_Given exercise_
Every entry must be given again exactly.

########################################

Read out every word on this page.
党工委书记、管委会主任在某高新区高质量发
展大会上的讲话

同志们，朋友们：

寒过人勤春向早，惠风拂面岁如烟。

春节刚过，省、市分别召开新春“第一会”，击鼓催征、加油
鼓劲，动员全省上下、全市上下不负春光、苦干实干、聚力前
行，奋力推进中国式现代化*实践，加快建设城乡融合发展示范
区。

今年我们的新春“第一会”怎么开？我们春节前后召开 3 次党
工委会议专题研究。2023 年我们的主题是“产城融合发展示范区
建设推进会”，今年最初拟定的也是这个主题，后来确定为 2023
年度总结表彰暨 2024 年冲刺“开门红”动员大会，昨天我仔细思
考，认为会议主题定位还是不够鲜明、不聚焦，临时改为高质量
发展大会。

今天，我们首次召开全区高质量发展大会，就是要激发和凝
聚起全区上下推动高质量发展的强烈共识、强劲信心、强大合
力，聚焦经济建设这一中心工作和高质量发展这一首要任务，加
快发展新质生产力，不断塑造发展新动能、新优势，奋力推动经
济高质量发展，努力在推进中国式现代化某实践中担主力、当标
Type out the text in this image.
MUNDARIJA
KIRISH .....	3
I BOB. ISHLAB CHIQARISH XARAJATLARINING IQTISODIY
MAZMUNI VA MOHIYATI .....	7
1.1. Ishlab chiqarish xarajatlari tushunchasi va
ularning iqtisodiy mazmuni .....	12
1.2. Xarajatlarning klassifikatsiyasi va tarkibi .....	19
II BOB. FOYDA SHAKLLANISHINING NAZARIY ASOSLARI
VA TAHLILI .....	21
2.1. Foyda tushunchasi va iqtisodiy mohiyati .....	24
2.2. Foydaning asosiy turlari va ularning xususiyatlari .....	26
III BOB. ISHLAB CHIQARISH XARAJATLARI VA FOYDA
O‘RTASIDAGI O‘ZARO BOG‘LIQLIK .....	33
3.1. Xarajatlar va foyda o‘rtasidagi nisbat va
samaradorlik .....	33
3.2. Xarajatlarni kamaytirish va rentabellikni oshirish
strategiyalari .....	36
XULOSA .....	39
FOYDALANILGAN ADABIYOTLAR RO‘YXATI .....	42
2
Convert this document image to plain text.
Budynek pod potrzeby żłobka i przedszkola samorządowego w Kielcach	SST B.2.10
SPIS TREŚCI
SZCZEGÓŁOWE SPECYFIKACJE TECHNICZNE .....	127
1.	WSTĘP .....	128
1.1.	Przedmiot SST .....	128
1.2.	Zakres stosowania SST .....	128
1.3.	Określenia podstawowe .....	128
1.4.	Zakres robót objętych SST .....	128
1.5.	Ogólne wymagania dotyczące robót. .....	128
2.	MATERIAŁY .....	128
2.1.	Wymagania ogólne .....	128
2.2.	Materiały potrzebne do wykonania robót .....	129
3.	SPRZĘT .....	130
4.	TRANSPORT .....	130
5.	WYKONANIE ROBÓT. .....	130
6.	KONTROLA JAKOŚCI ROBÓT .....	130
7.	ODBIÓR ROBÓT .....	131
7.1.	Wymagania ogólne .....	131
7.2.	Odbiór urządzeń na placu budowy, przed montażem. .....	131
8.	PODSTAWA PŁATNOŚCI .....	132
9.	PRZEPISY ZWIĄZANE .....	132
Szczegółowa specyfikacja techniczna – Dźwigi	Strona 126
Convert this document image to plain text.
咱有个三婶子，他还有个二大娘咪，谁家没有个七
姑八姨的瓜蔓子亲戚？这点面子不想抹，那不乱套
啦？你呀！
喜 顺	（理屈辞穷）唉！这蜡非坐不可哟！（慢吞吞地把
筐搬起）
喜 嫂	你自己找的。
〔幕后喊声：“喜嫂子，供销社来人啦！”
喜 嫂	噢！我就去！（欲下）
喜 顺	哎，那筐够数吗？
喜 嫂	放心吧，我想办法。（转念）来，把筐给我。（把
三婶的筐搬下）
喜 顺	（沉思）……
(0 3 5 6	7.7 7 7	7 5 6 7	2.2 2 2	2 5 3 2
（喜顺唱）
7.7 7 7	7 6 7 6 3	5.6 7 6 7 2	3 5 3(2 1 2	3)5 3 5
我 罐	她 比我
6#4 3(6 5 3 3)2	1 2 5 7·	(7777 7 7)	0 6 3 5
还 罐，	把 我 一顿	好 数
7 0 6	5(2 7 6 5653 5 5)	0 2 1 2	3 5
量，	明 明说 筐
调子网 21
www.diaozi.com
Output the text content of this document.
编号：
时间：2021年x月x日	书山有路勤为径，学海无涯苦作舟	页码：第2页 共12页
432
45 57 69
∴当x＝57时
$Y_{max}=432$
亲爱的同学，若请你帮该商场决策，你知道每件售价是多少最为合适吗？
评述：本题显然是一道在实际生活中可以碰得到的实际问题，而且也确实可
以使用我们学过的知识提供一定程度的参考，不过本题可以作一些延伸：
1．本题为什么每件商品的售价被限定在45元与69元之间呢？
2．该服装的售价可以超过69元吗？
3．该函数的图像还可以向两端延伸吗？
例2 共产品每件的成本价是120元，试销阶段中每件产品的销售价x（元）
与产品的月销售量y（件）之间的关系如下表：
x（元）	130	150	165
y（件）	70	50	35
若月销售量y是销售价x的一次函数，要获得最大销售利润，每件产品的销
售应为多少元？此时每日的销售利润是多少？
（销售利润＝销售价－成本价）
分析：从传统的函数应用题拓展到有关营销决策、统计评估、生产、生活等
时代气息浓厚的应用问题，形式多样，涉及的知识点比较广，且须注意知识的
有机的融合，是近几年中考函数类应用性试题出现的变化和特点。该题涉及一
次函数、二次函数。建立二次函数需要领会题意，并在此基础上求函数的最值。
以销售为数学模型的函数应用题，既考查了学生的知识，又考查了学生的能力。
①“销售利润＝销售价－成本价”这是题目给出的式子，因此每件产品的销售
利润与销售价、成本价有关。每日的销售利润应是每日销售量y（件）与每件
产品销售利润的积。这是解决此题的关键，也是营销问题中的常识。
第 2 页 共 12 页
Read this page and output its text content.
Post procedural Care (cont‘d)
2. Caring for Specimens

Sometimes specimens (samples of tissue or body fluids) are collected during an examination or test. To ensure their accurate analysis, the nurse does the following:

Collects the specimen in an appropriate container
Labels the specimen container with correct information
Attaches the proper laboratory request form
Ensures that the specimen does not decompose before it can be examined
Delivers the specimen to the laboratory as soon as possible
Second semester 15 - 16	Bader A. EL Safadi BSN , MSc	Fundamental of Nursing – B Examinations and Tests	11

########################################

_Result of this exercise_
Read out every word on this page.
党工委书记、管委会主任在某高新区高质量发
展大会上的讲话

同志们，朋友们：

寒过人勤春向早，惠风拂面岁如烟。

春节刚过，省、市分别召开新春“第一会”，击鼓催征、加油
鼓劲，动员全省上下、全市上下不负春光、苦干实干、聚力前
行，奋力推进中国式现代化*实践，加快建设城乡融合发展示范
区。

今年我们的新春“第一会”怎么开？我们春节前后召开 3 次党
工委会议专题研究。2023 年我们的主题是“产城融合发展示范区
建设推进会”，今年最初拟定的也是这个主题，后来确定为 2023
年度总结表彰暨 2024 年冲刺“开门红”动员大会，昨天我仔细思
考，认为会议主题定位还是不够鲜明、不聚焦，临时改为高质量
发展大会。

今天，我们首次召开全区高质量发展大会，就是要激发和凝
聚起全区上下推动高质量发展的强烈共识、强劲信心、强大合
力，聚焦经济建设这一中心工作和高质量发展这一首要任务，加
快发展新质生产力，不断塑造发展新动能、新优势，奋力推动经
济高质量发展，努力在推进中国式现代化某实践中担主力、当标
Type out the text in this image.
MUNDARIJA
KIRISH .....	3
I BOB. ISHLAB CHIQARISH XARAJATLARINING IQTISODIY
MAZMUNI VA MOHIYATI .....	7
1.1. Ishlab chiqarish xarajatlari tushunchasi va
ularning iqtisodiy mazmuni .....	12
1.2. Xarajatlarning klassifikatsiyasi va tarkibi .....	19
II BOB. FOYDA SHAKLLANISHINING NAZARIY ASOSLARI
VA TAHLILI .....	21
2.1. Foyda tushunchasi va iqtisodiy mohiyati .....	24
2.2. Foydaning asosiy turlari va ularning xususiyatlari .....	26
III BOB. ISHLAB CHIQARISH XARAJATLARI VA FOYDA
O‘RTASIDAGI O‘ZARO BOG‘LIQLIK .....	33
3.1. Xarajatlar va foyda o‘rtasidagi nisbat va
samaradorlik .....	33
3.2. Xarajatlarni kamaytirish va rentabellikni oshirish
strategiyalari .....	36
XULOSA .....	39
FOYDALANILGAN ADABIYOTLAR RO‘YXATI .....	42
2
Convert this document image to plain text.
Budynek pod potrzeby żłobka i przedszkola samorządowego w Kielcach	SST B.2.10
SPIS TREŚCI
SZCZEGÓŁOWE SPECYFIKACJE TECHNICZNE .....	127
1.	WSTĘP .....	128
1.1.	Przedmiot SST .....	128
1.2.	Zakres stosowania SST .....	128
1.3.	Określenia podstawowe .....	128
1.4.	Zakres robót objętych SST .....	128
1.5.	Ogólne wymagania dotyczące robót. .....	128
2.	MATERIAŁY .....	128
2.1.	Wymagania ogólne .....	128
2.2.	Materiały potrzebne do wykonania robót .....	129
3.	SPRZĘT .....	130
4.	TRANSPORT .....	130
5.	WYKONANIE ROBÓT. .....	130
6.	KONTROLA JAKOŚCI ROBÓT .....	130
7.	ODBIÓR ROBÓT .....	131
7.1.	Wymagania ogólne .....	131
7.2.	Odbiór urządzeń na placu budowy, przed montażem. .....	131
8.	PODSTAWA PŁATNOŚCI .....	132
9.	PRZEPISY ZWIĄZANE .....	132
Szczegółowa specyfikacja techniczna – Dźwigi	Strona 126
Convert this document image to plain text.
咱有个三婶子，他还有个二大娘咪，谁家没有个七
姑八姨的瓜蔓子亲戚？这点面子不想抹，那不乱套
啦？你呀！
喜 顺	（理屈辞穷）唉！这蜡非坐不可哟！（慢吞吞地把
筐搬起）
喜 嫂	你自己找的。
〔幕后喊声：“喜嫂子，供销社来人啦！”
喜 嫂	噢！我就去！（欲下）
喜 顺	哎，那筐够数吗？
喜 嫂	放心吧，我想办法。（转念）来，把筐给我。（把
三婶的筐搬下）
喜 顺	（沉思）……
(0 3 5 6	7.7 7 7	7 5 6 7	2.2 2 2	2 5 3 2
（喜顺唱）
7.7 7 7	7 6 7 6 3	5.6 7 6 7 2	3 5 3(2 1 2	3)5 3 5
我 罐	她 比我
6#4 3(6 5 3 3)2	1 2 5 7·	(7777 7 7)	0 6 3 5
还 罐，	把 我 一顿	好 数
7 0 6	5(2 7 6 5653 5 5)	0 2 1 2	3 5
量，	明 明说 筐
调子网 21
www.diaozi.com
Output the text content of this document.
编号：
时间：2021年x月x日	书山有路勤为径，学海无涯苦作舟	页码：第2页 共12页
432
45 57 69
∴当x＝57时
$Y_{max}=432$
亲爱的同学，若请你帮该商场决策，你知道每件售价是多少最为合适吗？
评述：本题显然是一道在实际生活中可以碰得到的实际问题，而且也确实可
以使用我们学过的知识提供一定程度的参考，不过本题可以作一些延伸：
1．本题为什么每件商品的售价被限定在45元与69元之间呢？
2．该服装的售价可以超过69元吗？
3．该函数的图像还可以向两端延伸吗？
例2 共产品每件的成本价是120元，试销阶段中每件产品的销售价x（元）
与产品的月销售量y（件）之间的关系如下表：
x（元）	130	150	165
y（件）	70	50	35
若月销售量y是销售价x的一次函数，要获得最大销售利润，每件产品的销
售应为多少元？此时每日的销售利润是多少？
（销售利润＝销售价－成本价）
分析：从传统的函数应用题拓展到有关营销决策、统计评估、生产、生活等
时代气息浓厚的应用问题，形式多样，涉及的知识点比较广，且须注意知识的
有机的融合，是近几年中考函数类应用性试题出现的变化和特点。该题涉及一
次函数、二次函数。建立二次函数需要领会题意，并在此基础上求函数的最值。
以销售为数学模型的函数应用题，既考查了学生的知识，又考查了学生的能力。
①“销售利润＝销售价－成本价”这是题目给出的式子，因此每件产品的销售
利润与销售价、成本价有关。每日的销售利润应是每日销售量y（件）与每件
产品销售利润的积。这是解决此题的关键，也是营销问题中的常识。
第 2 页 共 12 页
Read this page and output its text content.
Post procedural Care (cont‘d)
2. Caring for Specimens

Sometimes specimens (samples of tissue or body fluids) are collected during an examination or test. To ensure their accurate analysis, the nurse does the following:

Collects the specimen in an appropriate container
Labels the specimen container with correct information
Attaches the proper laboratory request form
Ensures that the specimen does not decompose before it can be examined
Delivers the specimen to the laboratory as soon as possible
Second semester 15 - 16	Bader A. EL Safadi BSN , MSc	Fundamental of Nursing – B Examinations and Tests	11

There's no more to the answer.